• SUPPLIED INFORMATION
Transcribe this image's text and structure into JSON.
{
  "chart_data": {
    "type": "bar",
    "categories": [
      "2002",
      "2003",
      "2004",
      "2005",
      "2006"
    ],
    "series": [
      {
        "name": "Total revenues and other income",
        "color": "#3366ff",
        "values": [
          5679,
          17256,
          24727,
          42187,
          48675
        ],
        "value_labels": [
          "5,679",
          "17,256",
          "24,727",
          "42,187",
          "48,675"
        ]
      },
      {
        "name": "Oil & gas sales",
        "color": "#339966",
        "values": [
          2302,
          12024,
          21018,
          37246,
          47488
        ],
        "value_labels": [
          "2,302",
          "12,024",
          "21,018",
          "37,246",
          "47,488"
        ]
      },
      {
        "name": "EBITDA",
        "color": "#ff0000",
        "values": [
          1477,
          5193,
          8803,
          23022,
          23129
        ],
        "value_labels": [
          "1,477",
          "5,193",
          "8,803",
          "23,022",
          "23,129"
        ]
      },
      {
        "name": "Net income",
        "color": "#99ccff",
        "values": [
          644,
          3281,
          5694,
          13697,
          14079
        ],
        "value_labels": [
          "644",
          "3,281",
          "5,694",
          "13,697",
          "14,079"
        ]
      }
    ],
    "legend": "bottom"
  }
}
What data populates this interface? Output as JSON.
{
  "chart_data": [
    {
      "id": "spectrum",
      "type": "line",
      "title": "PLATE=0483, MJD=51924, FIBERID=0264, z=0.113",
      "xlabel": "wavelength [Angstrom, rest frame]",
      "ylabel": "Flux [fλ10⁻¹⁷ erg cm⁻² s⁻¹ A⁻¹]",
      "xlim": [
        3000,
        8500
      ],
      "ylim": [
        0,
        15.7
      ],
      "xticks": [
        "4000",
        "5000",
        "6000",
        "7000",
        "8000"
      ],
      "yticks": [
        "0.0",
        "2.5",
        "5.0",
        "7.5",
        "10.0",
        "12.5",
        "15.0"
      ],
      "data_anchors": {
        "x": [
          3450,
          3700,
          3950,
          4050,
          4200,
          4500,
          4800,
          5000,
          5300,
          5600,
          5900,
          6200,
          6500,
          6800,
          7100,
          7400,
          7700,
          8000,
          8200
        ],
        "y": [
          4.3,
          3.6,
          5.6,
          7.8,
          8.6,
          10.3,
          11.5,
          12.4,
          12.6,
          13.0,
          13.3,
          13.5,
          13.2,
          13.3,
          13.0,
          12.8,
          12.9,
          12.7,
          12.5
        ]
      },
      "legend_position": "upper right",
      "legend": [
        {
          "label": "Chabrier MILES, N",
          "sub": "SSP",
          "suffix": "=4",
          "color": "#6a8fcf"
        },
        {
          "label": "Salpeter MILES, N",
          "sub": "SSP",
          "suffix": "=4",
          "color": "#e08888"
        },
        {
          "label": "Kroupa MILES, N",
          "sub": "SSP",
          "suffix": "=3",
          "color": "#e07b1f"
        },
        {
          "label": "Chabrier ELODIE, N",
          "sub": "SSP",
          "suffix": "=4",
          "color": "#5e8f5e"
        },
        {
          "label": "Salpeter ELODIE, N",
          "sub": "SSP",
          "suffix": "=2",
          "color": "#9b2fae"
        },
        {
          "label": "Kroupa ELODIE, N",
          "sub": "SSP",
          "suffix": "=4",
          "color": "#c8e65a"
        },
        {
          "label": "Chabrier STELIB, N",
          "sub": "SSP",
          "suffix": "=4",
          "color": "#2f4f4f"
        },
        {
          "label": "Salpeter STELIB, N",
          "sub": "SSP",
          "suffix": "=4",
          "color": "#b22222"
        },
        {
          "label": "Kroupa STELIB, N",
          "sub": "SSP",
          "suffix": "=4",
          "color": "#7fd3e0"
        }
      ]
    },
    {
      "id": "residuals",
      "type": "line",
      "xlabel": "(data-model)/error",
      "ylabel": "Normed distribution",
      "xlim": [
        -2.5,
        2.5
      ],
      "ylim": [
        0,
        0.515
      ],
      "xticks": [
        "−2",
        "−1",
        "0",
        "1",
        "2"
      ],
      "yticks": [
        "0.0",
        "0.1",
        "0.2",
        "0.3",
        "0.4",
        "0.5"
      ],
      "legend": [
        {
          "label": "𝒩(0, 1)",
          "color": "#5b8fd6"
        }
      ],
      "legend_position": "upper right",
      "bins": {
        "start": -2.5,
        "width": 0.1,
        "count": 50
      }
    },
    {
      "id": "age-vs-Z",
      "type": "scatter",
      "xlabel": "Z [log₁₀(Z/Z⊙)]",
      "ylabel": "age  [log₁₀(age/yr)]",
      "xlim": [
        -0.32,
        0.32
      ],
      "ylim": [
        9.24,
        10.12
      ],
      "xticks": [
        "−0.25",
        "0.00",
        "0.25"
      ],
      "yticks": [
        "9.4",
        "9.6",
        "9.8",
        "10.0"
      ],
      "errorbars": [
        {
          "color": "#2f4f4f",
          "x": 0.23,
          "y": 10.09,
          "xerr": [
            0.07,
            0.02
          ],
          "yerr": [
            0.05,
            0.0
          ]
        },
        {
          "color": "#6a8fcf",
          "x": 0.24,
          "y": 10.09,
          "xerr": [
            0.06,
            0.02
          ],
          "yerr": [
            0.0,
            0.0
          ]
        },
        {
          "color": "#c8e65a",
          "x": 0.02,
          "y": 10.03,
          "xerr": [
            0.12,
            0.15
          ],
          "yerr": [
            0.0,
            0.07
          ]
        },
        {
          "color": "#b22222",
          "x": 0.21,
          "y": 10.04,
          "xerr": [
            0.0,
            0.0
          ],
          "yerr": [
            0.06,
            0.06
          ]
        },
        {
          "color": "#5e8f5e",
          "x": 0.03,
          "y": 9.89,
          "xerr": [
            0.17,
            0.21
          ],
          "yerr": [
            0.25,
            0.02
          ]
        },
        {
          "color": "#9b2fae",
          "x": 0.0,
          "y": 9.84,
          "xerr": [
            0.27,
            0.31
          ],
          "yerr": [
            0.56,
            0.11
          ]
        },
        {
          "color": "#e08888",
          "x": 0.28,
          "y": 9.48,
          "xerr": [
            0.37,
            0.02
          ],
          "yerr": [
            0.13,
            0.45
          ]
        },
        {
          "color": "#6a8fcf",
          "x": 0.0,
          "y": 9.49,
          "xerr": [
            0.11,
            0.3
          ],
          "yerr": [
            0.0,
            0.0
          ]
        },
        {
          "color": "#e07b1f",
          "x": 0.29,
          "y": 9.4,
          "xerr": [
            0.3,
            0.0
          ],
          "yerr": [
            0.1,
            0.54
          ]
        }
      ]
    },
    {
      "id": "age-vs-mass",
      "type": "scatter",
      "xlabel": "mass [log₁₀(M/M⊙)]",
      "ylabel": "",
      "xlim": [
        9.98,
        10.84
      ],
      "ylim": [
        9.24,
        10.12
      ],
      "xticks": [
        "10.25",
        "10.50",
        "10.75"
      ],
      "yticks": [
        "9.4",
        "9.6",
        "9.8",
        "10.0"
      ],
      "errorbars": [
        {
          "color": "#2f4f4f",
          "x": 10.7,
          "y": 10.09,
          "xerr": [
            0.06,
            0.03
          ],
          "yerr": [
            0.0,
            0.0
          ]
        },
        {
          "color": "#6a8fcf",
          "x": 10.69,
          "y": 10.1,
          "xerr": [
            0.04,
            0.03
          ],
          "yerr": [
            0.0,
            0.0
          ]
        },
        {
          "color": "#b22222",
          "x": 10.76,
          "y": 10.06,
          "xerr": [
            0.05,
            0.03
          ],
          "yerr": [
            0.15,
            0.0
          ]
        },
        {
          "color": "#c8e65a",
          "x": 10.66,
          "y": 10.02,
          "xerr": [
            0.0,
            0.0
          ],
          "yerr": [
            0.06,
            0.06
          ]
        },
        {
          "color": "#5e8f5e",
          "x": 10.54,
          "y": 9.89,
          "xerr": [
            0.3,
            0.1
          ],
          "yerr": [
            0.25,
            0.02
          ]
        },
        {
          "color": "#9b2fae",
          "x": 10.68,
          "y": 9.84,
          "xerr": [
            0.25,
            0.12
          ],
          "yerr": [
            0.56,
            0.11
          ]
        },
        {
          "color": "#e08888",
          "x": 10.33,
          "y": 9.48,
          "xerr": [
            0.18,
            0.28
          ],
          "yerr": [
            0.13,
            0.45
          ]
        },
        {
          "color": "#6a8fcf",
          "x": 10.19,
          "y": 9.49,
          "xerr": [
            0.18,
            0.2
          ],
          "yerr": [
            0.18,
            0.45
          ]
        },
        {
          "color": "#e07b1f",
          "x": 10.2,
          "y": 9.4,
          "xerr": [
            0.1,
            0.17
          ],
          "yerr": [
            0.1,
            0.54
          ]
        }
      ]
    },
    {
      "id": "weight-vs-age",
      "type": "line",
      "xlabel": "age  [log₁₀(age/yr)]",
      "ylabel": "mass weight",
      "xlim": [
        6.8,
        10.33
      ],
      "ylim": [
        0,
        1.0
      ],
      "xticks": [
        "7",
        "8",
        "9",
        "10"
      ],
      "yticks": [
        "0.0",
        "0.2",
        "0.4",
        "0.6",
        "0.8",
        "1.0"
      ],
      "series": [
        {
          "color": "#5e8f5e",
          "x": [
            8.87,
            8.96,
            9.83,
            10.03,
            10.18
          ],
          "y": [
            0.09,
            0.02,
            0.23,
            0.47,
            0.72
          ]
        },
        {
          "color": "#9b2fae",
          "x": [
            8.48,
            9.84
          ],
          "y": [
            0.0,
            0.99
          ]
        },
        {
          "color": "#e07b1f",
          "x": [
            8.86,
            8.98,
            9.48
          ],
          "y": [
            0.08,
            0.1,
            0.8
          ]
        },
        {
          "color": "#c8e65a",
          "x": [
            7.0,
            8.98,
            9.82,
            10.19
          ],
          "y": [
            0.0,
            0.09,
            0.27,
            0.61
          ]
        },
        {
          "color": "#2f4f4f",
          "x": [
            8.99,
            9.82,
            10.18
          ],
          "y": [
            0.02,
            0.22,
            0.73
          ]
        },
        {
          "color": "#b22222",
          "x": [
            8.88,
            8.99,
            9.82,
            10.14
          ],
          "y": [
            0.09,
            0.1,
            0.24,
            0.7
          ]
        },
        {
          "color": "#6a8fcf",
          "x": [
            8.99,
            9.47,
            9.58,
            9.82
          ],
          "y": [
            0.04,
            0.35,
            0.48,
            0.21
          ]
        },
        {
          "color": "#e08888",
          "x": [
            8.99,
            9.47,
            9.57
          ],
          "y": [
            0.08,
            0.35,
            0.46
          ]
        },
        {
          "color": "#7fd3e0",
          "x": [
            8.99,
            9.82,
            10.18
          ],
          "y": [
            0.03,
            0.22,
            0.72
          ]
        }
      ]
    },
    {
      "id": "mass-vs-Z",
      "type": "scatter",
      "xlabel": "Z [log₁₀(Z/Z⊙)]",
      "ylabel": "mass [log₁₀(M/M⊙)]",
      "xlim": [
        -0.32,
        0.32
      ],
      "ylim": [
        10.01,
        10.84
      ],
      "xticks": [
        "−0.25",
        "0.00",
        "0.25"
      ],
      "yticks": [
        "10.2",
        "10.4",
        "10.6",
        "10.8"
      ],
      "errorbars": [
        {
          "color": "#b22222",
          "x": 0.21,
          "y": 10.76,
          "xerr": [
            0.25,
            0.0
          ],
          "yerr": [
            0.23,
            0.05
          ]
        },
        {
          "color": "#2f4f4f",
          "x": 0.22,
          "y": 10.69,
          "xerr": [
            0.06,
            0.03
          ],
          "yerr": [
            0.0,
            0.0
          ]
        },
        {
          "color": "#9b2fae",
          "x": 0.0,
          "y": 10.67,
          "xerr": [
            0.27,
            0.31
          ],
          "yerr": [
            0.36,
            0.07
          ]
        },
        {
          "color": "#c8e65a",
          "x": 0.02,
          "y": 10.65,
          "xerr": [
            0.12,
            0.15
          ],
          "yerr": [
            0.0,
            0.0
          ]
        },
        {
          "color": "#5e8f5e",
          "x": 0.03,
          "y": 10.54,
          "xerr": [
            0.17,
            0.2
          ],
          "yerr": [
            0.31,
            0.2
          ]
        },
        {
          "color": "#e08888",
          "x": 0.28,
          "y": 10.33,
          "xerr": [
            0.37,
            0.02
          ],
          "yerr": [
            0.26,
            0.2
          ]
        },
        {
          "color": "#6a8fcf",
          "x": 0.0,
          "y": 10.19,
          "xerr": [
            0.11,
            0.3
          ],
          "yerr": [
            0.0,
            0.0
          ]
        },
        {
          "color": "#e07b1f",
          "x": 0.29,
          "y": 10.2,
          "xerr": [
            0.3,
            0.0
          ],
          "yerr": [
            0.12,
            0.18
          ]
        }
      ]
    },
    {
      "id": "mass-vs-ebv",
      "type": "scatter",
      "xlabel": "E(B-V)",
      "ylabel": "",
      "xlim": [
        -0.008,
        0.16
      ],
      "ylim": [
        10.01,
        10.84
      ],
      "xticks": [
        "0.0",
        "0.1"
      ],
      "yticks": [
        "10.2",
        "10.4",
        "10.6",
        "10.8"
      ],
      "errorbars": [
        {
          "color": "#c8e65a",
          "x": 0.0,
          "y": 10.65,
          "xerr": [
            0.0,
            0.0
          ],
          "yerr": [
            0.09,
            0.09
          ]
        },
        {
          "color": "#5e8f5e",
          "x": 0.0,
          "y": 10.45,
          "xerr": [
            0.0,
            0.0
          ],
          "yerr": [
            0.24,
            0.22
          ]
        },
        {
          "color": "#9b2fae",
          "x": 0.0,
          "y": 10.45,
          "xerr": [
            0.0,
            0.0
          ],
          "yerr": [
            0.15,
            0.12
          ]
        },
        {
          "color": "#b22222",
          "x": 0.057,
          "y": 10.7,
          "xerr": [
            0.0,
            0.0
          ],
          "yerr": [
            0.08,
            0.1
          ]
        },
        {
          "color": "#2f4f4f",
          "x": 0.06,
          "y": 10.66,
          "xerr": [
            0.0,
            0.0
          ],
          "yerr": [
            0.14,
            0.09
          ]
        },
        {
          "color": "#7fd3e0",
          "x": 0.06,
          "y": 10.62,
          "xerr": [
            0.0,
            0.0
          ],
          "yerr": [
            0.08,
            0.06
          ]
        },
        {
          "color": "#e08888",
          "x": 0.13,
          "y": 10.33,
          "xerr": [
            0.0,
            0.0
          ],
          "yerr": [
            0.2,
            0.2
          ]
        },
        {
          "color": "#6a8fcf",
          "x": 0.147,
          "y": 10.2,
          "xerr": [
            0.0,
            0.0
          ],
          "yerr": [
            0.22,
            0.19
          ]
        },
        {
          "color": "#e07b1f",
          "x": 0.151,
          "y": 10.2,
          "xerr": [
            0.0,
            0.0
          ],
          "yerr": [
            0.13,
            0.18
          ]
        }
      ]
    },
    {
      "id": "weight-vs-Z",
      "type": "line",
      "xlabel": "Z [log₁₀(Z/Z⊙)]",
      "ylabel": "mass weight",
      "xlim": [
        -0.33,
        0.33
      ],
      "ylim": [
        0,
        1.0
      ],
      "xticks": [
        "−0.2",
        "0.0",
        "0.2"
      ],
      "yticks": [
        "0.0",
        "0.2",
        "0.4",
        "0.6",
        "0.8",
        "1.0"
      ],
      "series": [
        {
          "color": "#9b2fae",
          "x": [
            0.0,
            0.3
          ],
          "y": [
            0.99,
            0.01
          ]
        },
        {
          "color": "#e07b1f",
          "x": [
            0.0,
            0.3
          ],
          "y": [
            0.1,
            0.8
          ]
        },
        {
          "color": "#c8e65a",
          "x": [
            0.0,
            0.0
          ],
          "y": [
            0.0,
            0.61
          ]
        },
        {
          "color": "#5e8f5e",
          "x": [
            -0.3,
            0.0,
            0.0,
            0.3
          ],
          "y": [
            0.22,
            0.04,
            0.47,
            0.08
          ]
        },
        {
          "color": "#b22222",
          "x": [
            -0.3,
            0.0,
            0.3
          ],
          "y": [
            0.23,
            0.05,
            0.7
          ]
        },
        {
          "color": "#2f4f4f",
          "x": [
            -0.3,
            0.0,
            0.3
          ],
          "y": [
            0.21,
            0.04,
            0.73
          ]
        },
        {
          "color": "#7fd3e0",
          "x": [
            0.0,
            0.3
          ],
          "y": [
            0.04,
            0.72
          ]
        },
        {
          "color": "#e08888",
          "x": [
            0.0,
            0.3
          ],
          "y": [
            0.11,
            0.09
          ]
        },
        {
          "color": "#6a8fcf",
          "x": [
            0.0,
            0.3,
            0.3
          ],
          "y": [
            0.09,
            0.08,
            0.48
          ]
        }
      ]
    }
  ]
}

• SET EXERCISE
Pick out the lines containing the string "log₁₀" and show them.

• ANSWER TO THIS TASK
      "xlabel": "Z [log₁₀(Z/Z⊙)]",
      "ylabel": "age  [log₁₀(age/yr)]",
      "xlabel": "mass [log₁₀(M/M⊙)]",
      "xlabel": "age  [log₁₀(age/yr)]",
      "xlabel": "Z [log₁₀(Z/Z⊙)]",
      "ylabel": "mass [log₁₀(M/M⊙)]",
      "xlabel": "Z [log₁₀(Z/Z⊙)]",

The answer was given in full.